> Records:

════

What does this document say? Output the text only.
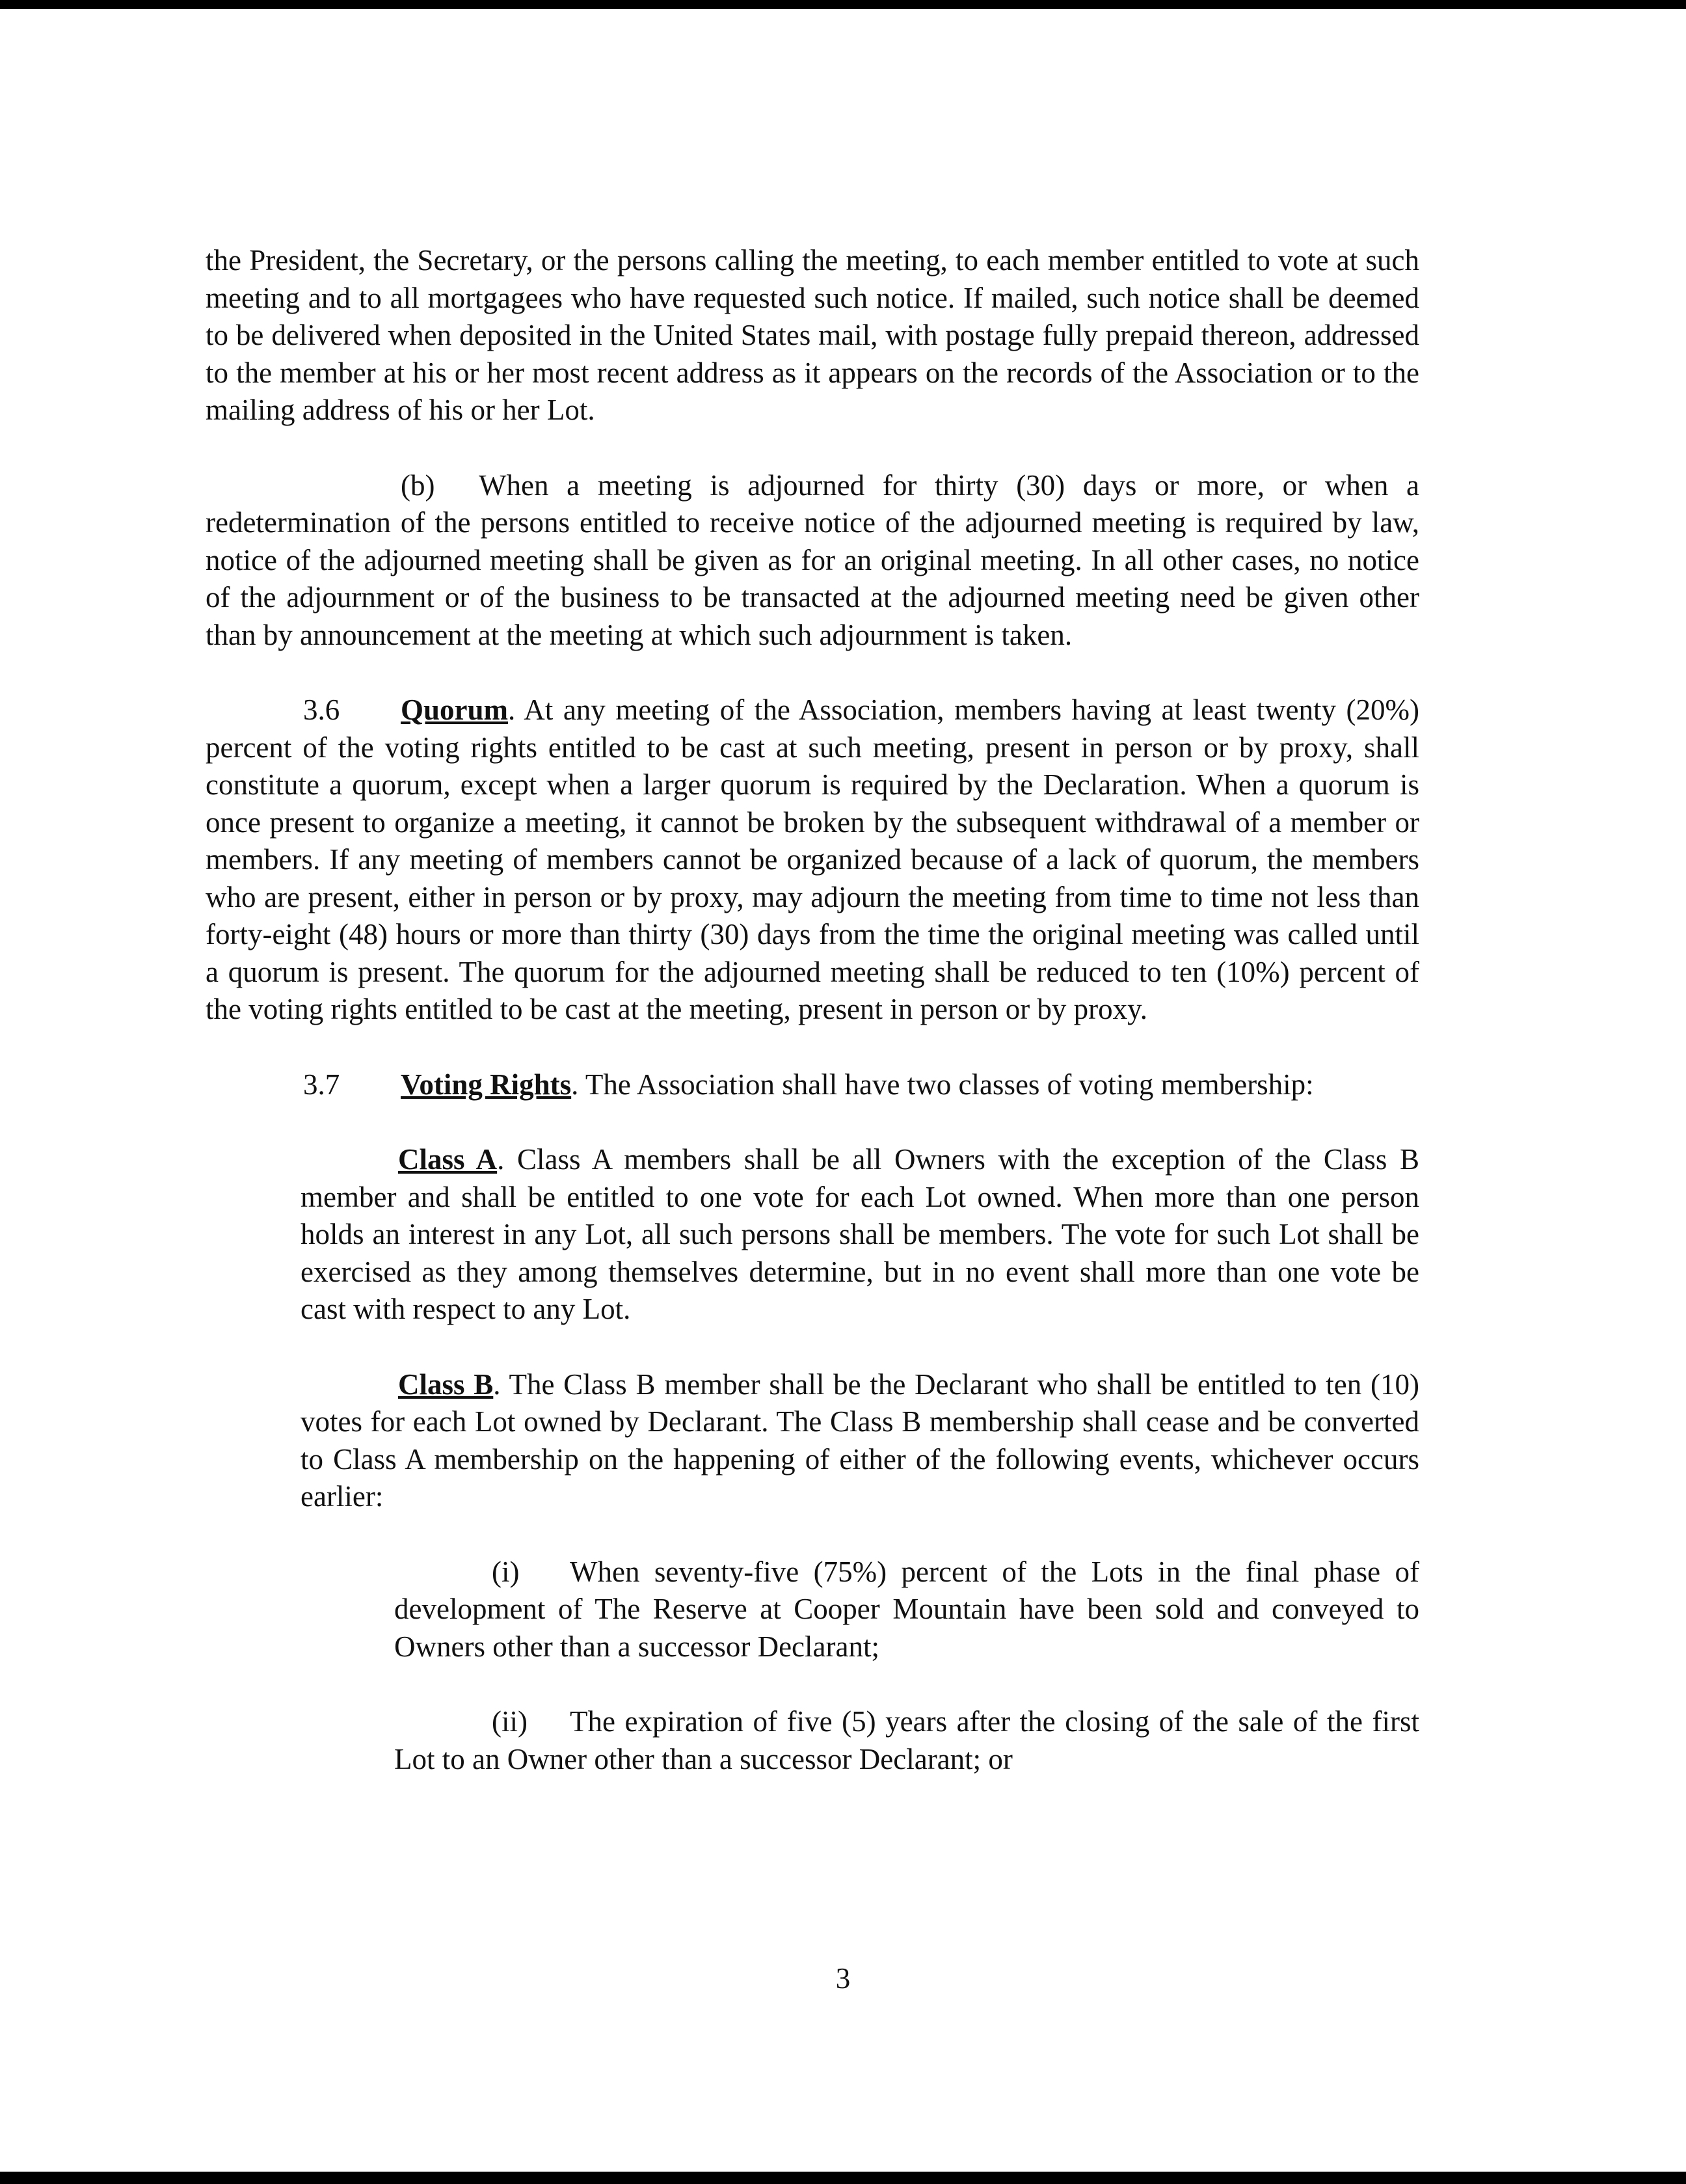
the President, the Secretary, or the persons calling the meeting, to each member entitled to vote at such meeting and to all mortgagees who have requested such notice. If mailed, such notice shall be deemed to be delivered when deposited in the United States mail, with postage fully prepaid thereon, addressed to the member at his or her most recent address as it appears on the records of the Association or to the mailing address of his or her Lot.

(b) When a meeting is adjourned for thirty (30) days or more, or when a redetermination of the persons entitled to receive notice of the adjourned meeting is required by law, notice of the adjourned meeting shall be given as for an original meeting. In all other cases, no notice of the adjournment or of the business to be transacted at the adjourned meeting need be given other than by announcement at the meeting at which such adjournment is taken.

3.6 Quorum. At any meeting of the Association, members having at least twenty (20%) percent of the voting rights entitled to be cast at such meeting, present in person or by proxy, shall constitute a quorum, except when a larger quorum is required by the Declaration. When a quorum is once present to organize a meeting, it cannot be broken by the subsequent withdrawal of a member or members. If any meeting of members cannot be organized because of a lack of quorum, the members who are present, either in person or by proxy, may adjourn the meeting from time to time not less than forty-eight (48) hours or more than thirty (30) days from the time the original meeting was called until a quorum is present. The quorum for the adjourned meeting shall be reduced to ten (10%) percent of the voting rights entitled to be cast at the meeting, present in person or by proxy.

3.7 Voting Rights. The Association shall have two classes of voting membership:

Class A. Class A members shall be all Owners with the exception of the Class B member and shall be entitled to one vote for each Lot owned. When more than one person holds an interest in any Lot, all such persons shall be members. The vote for such Lot shall be exercised as they among themselves determine, but in no event shall more than one vote be cast with respect to any Lot.

Class B. The Class B member shall be the Declarant who shall be entitled to ten (10) votes for each Lot owned by Declarant. The Class B membership shall cease and be converted to Class A membership on the happening of either of the following events, whichever occurs earlier:

(i) When seventy-five (75%) percent of the Lots in the final phase of development of The Reserve at Cooper Mountain have been sold and conveyed to Owners other than a successor Declarant;

(ii) The expiration of five (5) years after the closing of the sale of the first Lot to an Owner other than a successor Declarant; or

3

════

Leave the pictures out and output the rest of the listing exactly.

What does this document say? Output the text only.
the President, the Secretary, or the persons calling the meeting, to each member entitled to vote at such meeting and to all mortgagees who have requested such notice. If mailed, such notice shall be deemed to be delivered when deposited in the United States mail, with postage fully prepaid thereon, addressed to the member at his or her most recent address as it appears on the records of the Association or to the mailing address of his or her Lot.

(b) When a meeting is adjourned for thirty (30) days or more, or when a redetermination of the persons entitled to receive notice of the adjourned meeting is required by law, notice of the adjourned meeting shall be given as for an original meeting. In all other cases, no notice of the adjournment or of the business to be transacted at the adjourned meeting need be given other than by announcement at the meeting at which such adjournment is taken.

3.6 Quorum. At any meeting of the Association, members having at least twenty (20%) percent of the voting rights entitled to be cast at such meeting, present in person or by proxy, shall constitute a quorum, except when a larger quorum is required by the Declaration. When a quorum is once present to organize a meeting, it cannot be broken by the subsequent withdrawal of a member or members. If any meeting of members cannot be organized because of a lack of quorum, the members who are present, either in person or by proxy, may adjourn the meeting from time to time not less than forty-eight (48) hours or more than thirty (30) days from the time the original meeting was called until a quorum is present. The quorum for the adjourned meeting shall be reduced to ten (10%) percent of the voting rights entitled to be cast at the meeting, present in person or by proxy.

3.7 Voting Rights. The Association shall have two classes of voting membership:

Class A. Class A members shall be all Owners with the exception of the Class B member and shall be entitled to one vote for each Lot owned. When more than one person holds an interest in any Lot, all such persons shall be members. The vote for such Lot shall be exercised as they among themselves determine, but in no event shall more than one vote be cast with respect to any Lot.

Class B. The Class B member shall be the Declarant who shall be entitled to ten (10) votes for each Lot owned by Declarant. The Class B membership shall cease and be converted to Class A membership on the happening of either of the following events, whichever occurs earlier:

(i) When seventy-five (75%) percent of the Lots in the final phase of development of The Reserve at Cooper Mountain have been sold and conveyed to Owners other than a successor Declarant;

(ii) The expiration of five (5) years after the closing of the sale of the first Lot to an Owner other than a successor Declarant; or

3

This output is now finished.